» MATERIAL TO PROCESS
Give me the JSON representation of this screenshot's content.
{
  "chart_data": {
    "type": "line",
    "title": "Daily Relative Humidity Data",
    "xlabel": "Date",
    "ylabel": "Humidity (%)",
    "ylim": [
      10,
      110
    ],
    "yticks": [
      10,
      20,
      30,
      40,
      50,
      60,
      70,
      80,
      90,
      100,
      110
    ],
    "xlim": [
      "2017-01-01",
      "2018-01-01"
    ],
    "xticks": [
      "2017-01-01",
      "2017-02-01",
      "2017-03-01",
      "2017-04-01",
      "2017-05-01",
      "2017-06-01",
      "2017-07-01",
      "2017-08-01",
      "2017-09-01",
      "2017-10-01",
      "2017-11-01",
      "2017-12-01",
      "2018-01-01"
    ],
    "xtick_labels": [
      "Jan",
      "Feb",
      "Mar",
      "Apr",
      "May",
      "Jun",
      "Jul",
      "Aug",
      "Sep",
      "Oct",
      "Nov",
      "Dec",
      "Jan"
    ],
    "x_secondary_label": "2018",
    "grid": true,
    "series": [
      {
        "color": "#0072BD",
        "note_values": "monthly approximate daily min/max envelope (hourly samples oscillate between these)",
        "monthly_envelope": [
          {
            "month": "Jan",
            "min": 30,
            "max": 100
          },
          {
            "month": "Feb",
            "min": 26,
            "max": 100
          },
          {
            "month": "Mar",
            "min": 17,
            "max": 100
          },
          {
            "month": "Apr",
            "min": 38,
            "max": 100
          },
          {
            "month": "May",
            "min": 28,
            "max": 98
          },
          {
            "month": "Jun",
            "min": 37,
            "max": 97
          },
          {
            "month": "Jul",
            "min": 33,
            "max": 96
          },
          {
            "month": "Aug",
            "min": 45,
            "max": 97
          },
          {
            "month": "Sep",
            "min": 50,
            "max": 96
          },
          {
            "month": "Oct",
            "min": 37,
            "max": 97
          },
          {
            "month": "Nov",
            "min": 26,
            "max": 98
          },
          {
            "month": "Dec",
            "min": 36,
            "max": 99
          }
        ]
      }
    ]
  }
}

» WHAT YOU HAVE TO DO
Show every line above in which the word "Humidity" occurs.

» THE RESPONSE
    "title": "Daily Relative Humidity Data",
    "ylabel": "Humidity (%)",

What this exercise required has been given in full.